Which lines below hold the word "сборнике"? Report each one.

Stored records
····················
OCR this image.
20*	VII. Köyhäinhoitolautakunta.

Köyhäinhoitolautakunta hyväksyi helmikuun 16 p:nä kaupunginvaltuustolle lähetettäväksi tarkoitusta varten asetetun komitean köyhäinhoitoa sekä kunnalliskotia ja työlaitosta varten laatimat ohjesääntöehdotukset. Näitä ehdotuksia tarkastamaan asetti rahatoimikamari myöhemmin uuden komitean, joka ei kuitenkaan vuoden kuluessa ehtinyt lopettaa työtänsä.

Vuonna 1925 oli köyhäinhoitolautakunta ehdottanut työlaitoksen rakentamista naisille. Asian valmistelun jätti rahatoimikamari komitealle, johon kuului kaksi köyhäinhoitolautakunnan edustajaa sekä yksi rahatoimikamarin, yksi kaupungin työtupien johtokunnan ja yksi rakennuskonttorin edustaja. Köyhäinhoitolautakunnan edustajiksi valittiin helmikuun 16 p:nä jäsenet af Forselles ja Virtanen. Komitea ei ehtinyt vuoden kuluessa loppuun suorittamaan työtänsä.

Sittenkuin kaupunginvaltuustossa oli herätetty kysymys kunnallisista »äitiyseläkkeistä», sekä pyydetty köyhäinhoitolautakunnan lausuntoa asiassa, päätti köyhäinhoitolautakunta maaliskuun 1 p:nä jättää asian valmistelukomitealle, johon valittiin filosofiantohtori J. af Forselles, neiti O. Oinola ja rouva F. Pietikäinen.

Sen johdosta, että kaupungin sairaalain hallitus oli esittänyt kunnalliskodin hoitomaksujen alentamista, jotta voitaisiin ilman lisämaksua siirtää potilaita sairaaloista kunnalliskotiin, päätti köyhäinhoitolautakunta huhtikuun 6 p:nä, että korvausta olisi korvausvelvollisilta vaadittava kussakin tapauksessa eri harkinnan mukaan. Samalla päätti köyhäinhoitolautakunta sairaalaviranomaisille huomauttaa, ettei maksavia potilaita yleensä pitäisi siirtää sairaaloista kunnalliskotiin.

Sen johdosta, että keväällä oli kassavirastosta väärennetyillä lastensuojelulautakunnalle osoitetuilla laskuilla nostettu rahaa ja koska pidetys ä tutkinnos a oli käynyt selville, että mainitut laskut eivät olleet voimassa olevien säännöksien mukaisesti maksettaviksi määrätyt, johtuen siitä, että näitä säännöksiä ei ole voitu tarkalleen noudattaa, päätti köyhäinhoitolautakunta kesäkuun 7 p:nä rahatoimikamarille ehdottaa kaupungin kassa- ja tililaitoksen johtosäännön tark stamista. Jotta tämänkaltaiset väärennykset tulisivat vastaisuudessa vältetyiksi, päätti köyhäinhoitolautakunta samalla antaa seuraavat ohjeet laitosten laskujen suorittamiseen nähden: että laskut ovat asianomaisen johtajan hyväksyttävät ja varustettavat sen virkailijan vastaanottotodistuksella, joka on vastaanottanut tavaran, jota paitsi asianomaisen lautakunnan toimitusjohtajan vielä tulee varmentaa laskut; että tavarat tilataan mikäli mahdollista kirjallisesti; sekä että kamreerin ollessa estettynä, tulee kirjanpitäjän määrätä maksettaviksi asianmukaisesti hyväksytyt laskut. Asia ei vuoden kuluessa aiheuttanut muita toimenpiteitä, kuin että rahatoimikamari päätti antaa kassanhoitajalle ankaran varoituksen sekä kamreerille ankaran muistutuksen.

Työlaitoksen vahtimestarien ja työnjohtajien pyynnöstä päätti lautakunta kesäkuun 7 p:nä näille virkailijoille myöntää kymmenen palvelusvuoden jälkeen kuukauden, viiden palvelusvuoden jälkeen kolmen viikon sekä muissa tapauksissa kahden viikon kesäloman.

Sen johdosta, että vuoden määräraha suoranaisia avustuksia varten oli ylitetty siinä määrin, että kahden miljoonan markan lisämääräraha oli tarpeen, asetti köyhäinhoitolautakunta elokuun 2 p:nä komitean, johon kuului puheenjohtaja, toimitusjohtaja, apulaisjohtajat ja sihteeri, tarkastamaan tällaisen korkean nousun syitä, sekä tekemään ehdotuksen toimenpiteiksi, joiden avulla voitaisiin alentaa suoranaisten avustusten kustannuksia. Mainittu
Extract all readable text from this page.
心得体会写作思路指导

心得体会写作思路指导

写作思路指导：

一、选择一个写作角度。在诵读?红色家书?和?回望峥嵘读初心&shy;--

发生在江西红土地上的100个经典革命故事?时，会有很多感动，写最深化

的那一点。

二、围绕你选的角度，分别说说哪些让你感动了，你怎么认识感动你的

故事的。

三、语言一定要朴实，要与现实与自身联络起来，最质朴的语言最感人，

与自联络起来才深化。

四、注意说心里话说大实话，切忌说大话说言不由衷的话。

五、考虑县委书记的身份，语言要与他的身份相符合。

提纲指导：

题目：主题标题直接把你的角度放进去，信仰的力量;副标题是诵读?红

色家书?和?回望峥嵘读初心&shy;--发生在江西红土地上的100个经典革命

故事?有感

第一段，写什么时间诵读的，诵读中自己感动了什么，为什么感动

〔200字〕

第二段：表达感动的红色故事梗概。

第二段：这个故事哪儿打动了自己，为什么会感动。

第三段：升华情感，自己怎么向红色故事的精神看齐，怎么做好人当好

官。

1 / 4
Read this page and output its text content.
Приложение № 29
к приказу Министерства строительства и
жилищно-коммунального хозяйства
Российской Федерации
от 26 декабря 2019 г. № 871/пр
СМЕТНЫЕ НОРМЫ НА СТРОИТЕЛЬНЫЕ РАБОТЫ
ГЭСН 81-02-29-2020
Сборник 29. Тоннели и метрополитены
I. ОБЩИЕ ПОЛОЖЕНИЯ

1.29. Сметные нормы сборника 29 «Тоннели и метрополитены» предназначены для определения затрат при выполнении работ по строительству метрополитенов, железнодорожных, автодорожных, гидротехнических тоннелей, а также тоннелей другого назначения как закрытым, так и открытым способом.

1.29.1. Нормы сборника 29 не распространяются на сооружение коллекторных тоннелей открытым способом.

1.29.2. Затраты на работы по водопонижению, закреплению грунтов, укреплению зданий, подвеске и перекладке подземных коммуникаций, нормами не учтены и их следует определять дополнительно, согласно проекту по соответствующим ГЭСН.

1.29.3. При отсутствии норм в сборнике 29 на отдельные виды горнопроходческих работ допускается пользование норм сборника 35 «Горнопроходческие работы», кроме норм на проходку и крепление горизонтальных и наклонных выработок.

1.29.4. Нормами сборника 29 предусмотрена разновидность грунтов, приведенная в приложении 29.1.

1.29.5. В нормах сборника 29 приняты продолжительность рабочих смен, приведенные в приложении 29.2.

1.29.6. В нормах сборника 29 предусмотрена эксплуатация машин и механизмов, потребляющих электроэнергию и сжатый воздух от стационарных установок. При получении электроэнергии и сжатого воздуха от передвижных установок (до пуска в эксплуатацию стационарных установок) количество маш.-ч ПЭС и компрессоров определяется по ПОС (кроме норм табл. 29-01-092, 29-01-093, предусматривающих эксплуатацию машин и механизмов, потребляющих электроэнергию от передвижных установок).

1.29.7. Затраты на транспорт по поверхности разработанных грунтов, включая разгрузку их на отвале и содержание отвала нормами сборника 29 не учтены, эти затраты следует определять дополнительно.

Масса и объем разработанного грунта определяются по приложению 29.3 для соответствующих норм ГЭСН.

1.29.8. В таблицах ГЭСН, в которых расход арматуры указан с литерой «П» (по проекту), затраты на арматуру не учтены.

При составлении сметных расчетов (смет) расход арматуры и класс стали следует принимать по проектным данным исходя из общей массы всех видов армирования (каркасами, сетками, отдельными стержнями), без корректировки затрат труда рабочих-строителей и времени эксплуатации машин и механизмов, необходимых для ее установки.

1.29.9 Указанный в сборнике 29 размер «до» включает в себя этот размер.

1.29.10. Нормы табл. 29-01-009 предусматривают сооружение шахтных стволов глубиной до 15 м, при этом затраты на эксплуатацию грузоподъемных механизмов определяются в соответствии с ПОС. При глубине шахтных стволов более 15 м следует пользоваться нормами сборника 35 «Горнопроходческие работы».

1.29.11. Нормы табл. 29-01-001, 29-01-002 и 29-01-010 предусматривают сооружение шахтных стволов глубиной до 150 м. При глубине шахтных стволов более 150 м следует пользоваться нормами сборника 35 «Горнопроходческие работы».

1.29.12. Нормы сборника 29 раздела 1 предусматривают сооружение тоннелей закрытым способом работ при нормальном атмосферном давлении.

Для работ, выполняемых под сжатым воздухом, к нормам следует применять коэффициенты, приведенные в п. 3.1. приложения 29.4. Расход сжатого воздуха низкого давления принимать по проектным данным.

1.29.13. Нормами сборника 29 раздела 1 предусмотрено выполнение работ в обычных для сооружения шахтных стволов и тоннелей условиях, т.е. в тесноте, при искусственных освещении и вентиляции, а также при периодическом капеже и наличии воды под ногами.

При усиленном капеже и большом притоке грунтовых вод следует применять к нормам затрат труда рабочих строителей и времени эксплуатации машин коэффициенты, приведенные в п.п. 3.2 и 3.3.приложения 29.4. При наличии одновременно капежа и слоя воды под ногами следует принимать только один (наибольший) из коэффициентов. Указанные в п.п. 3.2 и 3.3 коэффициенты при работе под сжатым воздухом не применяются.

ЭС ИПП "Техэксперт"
····················
» **OUTPUT FOR THIS EXERCISE**:
1.29.3. При отсутствии норм в сборнике 29 на отдельные виды горнопроходческих работ допускается пользование норм сборника 35 «Горнопроходческие работы», кроме норм на проходку и крепление горизонтальных и наклонных выработок.
1.29.9 Указанный в сборнике 29 размер «до» включает в себя этот размер.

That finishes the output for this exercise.